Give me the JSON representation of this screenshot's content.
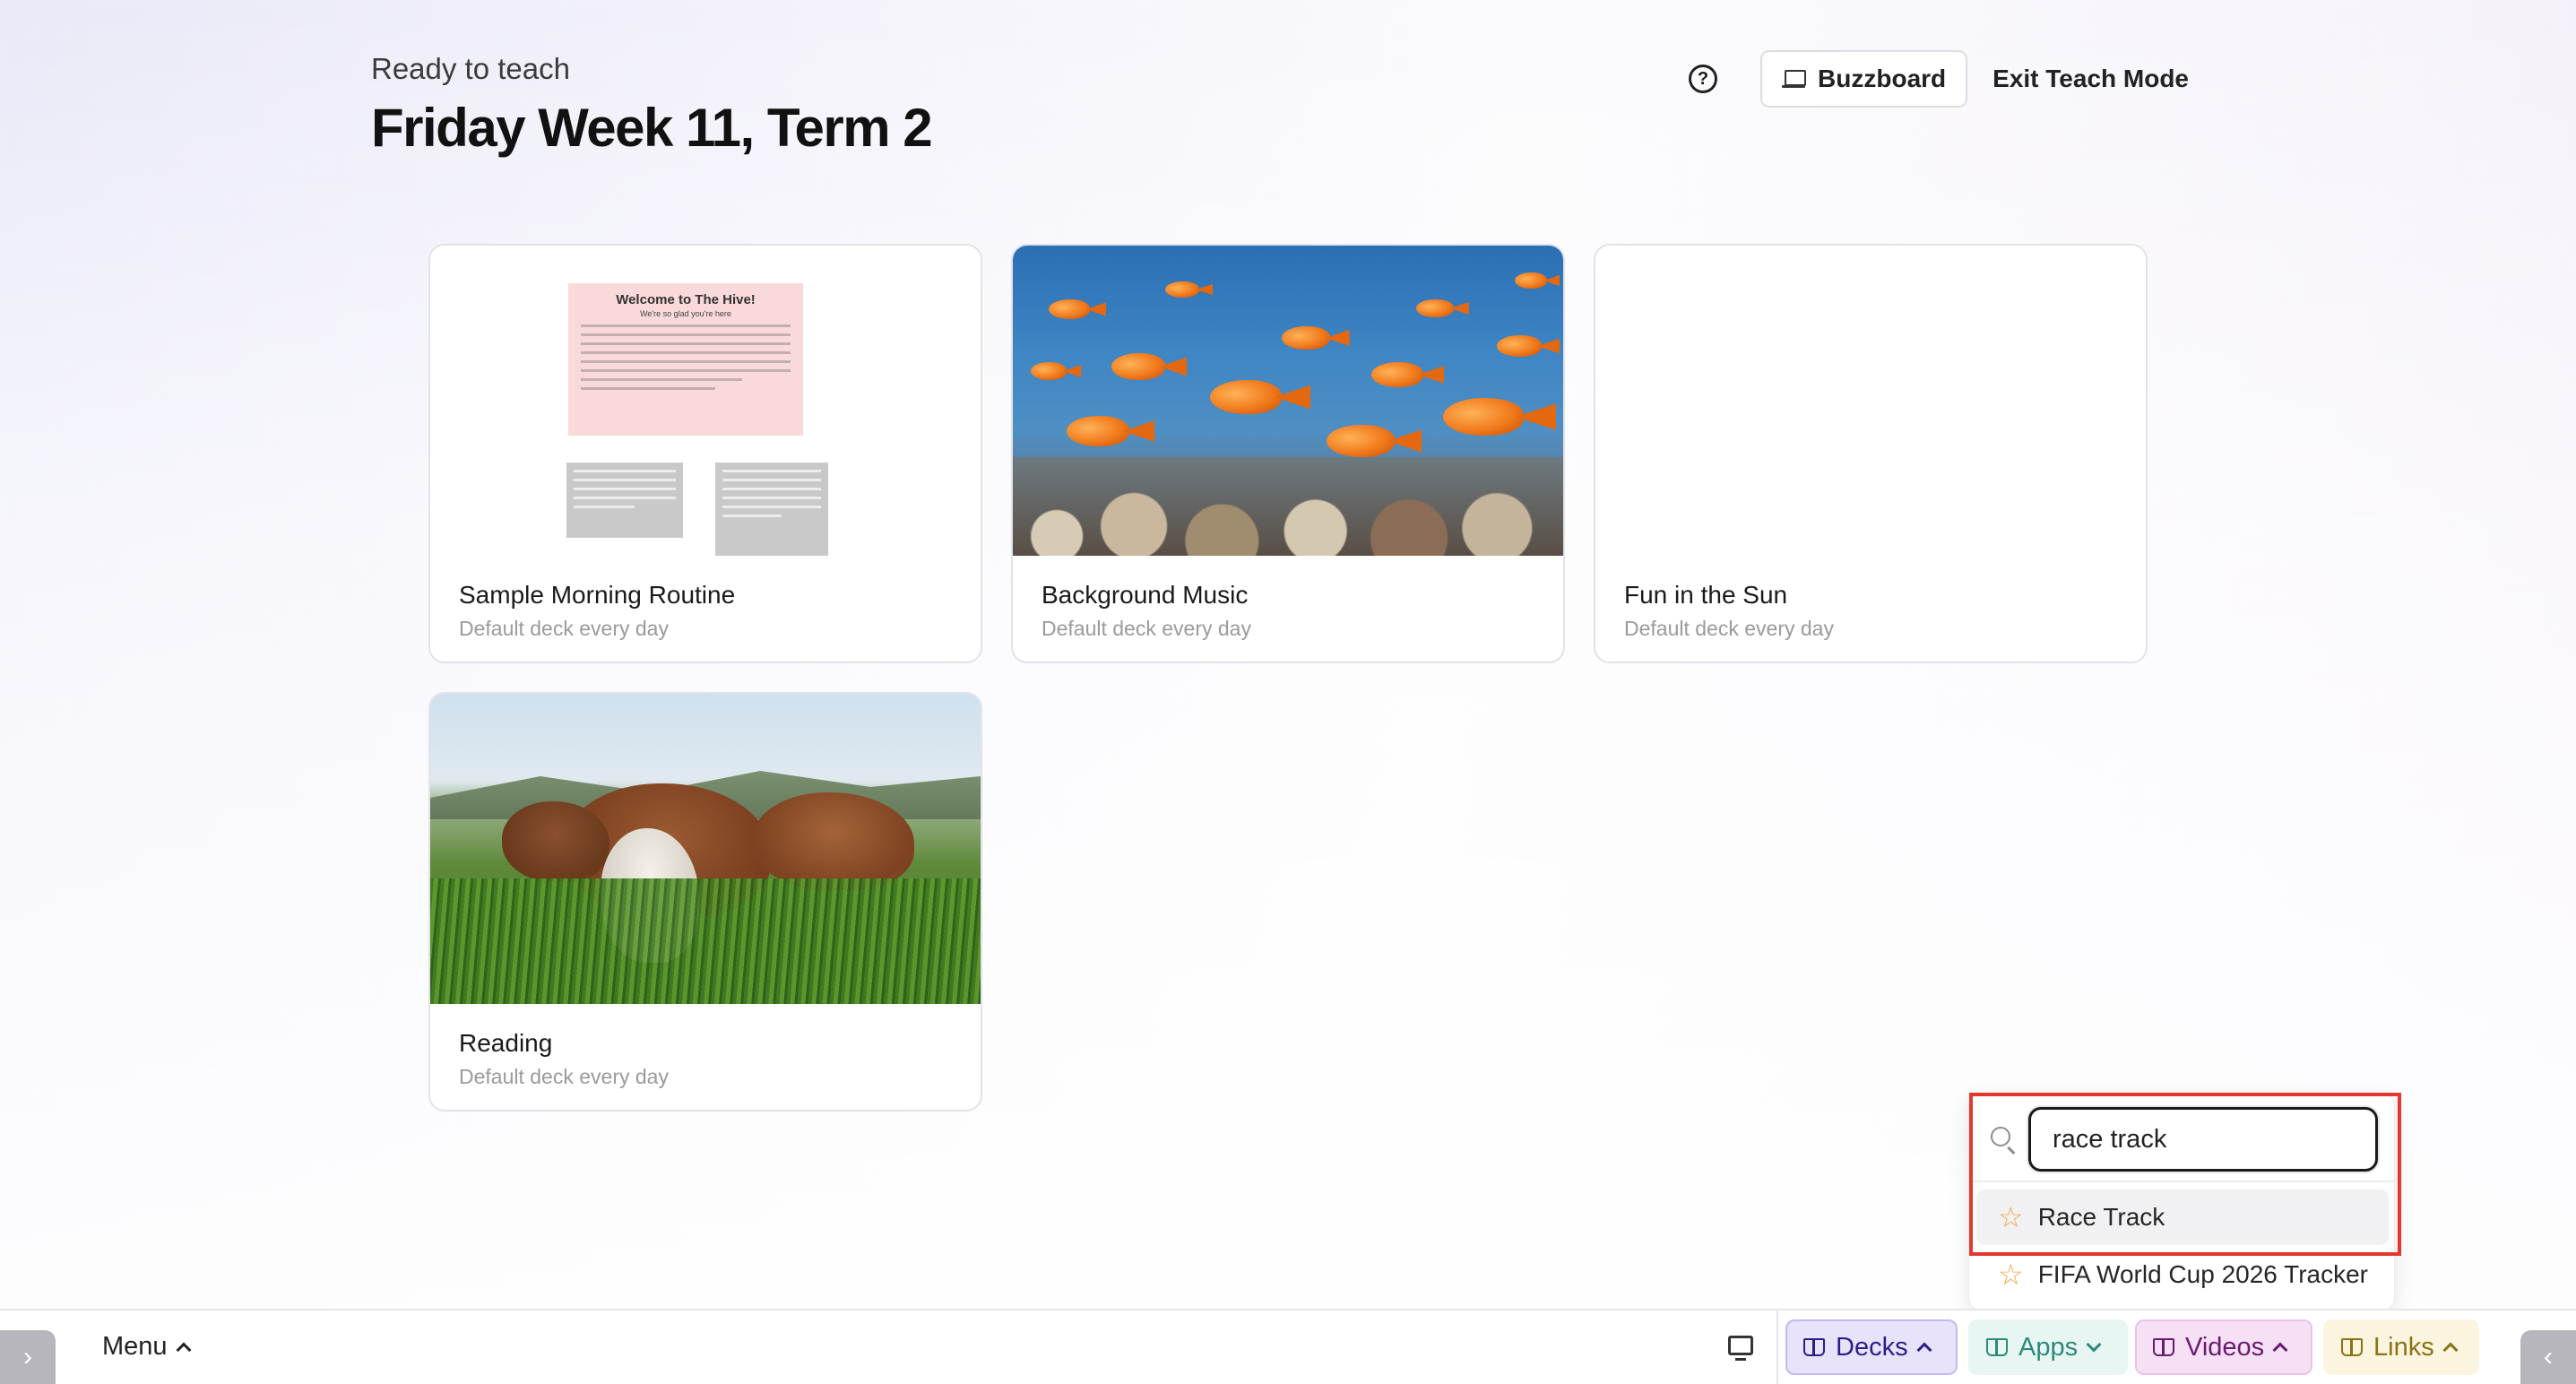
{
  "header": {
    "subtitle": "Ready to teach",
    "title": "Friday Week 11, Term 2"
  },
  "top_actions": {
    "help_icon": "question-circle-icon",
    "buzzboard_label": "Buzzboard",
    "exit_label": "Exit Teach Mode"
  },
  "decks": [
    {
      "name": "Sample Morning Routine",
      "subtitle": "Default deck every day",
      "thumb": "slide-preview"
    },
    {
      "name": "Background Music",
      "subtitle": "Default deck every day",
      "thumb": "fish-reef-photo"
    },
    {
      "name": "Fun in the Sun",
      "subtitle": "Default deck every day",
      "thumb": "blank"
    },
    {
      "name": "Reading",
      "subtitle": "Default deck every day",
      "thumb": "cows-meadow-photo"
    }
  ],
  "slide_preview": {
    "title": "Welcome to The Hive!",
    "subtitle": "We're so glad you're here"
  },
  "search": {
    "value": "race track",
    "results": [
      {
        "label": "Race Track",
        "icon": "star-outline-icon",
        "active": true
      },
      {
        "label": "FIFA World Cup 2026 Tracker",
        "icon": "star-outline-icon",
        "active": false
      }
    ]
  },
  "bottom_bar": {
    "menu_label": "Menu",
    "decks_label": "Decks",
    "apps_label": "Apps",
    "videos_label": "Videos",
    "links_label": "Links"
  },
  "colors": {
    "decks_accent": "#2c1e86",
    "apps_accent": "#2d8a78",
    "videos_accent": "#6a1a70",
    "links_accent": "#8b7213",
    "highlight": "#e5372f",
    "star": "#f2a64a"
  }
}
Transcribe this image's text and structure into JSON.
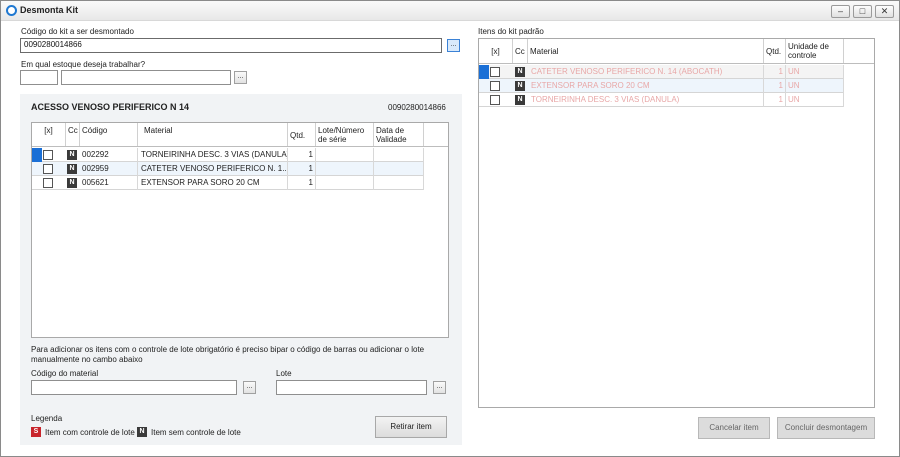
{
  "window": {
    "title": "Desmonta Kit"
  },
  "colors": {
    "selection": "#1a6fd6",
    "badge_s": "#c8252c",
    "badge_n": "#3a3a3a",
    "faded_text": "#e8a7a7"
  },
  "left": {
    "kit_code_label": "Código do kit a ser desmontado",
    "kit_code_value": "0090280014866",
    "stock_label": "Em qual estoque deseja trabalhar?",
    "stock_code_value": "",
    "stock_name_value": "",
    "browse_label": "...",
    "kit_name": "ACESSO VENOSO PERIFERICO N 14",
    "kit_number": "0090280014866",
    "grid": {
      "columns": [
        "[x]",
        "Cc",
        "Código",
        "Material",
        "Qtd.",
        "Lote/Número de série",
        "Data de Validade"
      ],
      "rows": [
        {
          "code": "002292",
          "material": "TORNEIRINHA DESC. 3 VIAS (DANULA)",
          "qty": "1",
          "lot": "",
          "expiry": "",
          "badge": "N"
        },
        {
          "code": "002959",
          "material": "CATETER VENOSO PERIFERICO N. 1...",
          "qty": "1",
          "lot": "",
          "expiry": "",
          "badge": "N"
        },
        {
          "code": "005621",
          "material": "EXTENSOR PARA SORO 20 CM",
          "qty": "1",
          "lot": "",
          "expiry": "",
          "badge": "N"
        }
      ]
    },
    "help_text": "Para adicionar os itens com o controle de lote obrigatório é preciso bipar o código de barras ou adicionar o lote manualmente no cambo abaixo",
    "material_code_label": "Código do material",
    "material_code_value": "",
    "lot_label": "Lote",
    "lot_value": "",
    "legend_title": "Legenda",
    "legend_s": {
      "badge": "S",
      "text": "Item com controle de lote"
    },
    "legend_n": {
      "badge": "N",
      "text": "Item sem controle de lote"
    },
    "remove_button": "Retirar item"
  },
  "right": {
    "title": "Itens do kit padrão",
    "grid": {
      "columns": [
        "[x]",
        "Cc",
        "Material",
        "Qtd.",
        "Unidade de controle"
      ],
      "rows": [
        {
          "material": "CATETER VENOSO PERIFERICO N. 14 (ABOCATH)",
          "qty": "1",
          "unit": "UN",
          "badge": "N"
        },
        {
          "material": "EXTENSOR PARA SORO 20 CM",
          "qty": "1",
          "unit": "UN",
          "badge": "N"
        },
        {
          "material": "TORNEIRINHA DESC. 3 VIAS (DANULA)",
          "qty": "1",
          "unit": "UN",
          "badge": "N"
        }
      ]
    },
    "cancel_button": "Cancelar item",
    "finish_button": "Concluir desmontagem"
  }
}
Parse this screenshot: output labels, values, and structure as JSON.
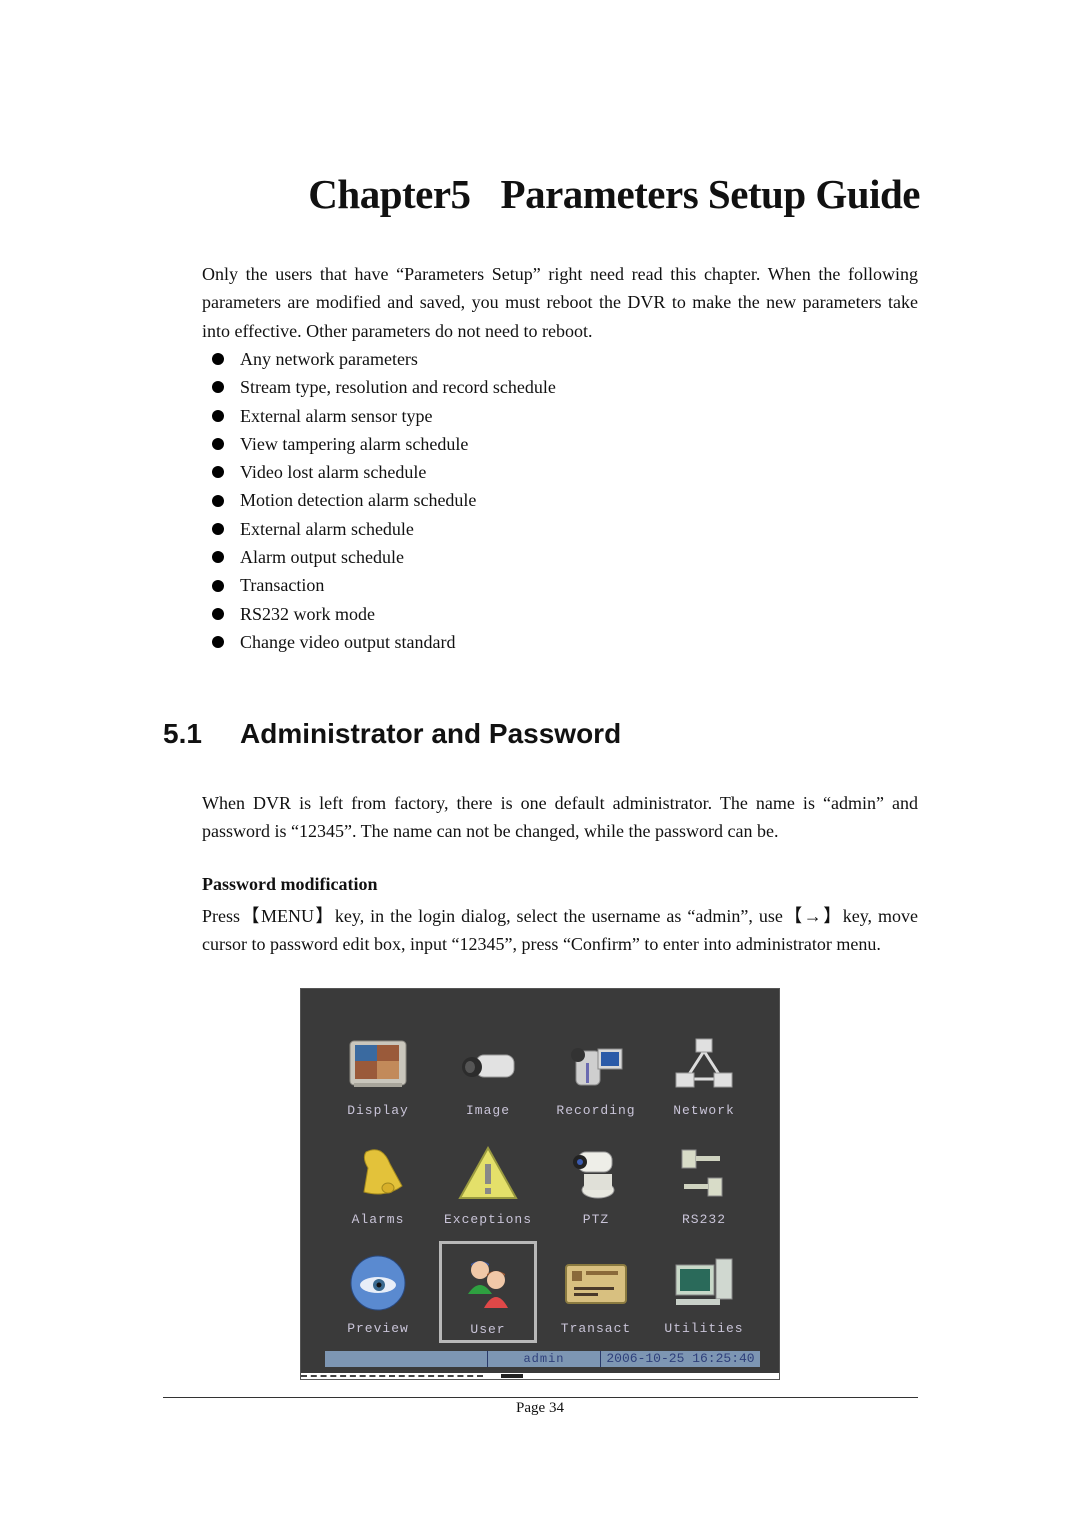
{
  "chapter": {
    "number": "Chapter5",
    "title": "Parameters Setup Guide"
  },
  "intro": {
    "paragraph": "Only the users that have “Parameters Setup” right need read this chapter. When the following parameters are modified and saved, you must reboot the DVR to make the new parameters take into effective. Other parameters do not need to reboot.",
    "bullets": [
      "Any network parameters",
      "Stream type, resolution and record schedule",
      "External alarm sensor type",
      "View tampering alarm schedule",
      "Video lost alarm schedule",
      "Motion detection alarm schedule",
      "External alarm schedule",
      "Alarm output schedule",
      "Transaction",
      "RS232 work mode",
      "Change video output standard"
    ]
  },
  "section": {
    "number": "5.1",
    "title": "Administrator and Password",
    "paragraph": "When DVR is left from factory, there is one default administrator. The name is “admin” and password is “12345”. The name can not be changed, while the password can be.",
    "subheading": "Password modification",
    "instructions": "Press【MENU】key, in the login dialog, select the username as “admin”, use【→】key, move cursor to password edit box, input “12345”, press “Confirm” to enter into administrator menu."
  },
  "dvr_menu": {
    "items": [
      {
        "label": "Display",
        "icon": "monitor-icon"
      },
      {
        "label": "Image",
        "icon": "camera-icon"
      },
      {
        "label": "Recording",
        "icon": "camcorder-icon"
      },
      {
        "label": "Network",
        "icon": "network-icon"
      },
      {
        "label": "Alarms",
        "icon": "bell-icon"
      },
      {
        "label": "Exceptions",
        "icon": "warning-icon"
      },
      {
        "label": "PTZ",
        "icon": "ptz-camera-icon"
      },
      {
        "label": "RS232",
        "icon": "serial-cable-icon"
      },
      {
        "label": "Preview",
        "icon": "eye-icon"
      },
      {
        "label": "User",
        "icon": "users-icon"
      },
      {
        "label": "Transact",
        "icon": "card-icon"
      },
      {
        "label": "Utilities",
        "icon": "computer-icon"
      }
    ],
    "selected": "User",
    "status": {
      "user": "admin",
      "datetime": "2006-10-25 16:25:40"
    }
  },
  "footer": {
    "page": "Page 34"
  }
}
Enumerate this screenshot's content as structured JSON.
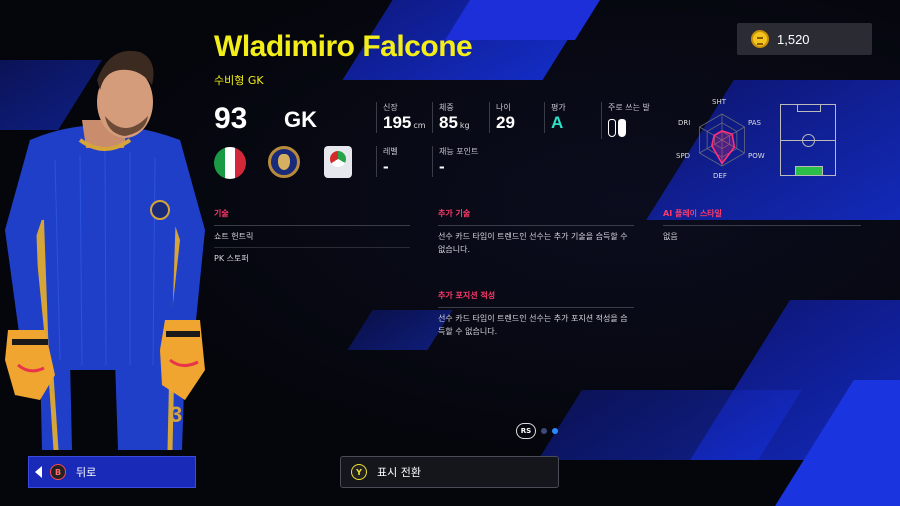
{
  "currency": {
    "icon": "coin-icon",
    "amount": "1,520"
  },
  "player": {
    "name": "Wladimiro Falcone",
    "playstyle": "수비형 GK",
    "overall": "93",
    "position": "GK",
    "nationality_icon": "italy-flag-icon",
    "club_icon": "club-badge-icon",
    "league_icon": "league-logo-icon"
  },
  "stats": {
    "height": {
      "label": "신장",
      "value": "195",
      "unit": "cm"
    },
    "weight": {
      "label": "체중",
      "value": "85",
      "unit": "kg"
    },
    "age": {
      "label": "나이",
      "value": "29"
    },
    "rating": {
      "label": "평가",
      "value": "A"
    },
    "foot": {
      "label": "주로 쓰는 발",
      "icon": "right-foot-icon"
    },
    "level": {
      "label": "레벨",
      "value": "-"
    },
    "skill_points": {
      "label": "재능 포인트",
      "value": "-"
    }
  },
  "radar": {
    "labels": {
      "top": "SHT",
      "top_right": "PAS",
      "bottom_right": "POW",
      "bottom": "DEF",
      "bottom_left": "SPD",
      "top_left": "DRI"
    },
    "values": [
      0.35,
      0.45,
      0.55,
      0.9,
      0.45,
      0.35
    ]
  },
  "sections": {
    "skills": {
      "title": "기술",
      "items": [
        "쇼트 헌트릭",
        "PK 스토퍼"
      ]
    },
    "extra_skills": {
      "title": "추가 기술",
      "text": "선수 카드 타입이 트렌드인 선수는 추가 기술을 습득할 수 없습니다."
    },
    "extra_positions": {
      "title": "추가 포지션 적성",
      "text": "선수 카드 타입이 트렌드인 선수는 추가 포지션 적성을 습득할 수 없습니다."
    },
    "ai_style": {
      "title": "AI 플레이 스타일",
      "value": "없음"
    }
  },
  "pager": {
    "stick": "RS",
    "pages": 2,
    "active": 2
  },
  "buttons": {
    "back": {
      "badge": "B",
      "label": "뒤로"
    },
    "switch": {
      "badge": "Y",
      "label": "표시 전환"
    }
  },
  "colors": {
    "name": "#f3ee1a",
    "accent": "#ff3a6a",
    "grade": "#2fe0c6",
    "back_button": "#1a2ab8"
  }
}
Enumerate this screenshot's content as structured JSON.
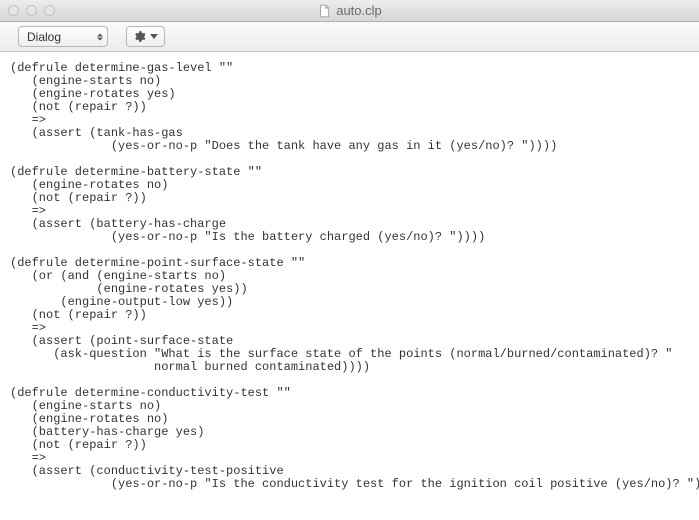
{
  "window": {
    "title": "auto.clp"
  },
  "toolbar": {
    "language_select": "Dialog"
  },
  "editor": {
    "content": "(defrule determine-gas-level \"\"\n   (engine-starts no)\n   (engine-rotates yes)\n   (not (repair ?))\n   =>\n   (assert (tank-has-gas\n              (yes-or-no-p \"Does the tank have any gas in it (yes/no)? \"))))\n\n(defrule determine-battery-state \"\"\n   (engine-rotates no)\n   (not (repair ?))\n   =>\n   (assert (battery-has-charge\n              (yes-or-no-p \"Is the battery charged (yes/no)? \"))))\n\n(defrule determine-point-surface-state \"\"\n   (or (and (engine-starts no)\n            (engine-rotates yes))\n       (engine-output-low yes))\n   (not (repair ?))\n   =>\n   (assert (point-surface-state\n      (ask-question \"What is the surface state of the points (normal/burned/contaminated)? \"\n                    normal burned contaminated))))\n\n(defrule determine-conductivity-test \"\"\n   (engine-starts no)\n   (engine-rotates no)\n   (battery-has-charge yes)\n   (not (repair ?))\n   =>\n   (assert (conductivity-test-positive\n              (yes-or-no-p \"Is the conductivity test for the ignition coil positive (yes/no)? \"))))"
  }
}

--------------------------------

WHAT IS REQUIRED: Using the records above, pull out each line where the word "없습니다" occurs.

EXERCISE ANSWER:
      "text": "선수 카드 타입이 트렌드인 선수는 추가 기술을 습득할 수 없습니다."
      "text": "선수 카드 타입이 트렌드인 선수는 추가 포지션 적성을 습득할 수 없습니다."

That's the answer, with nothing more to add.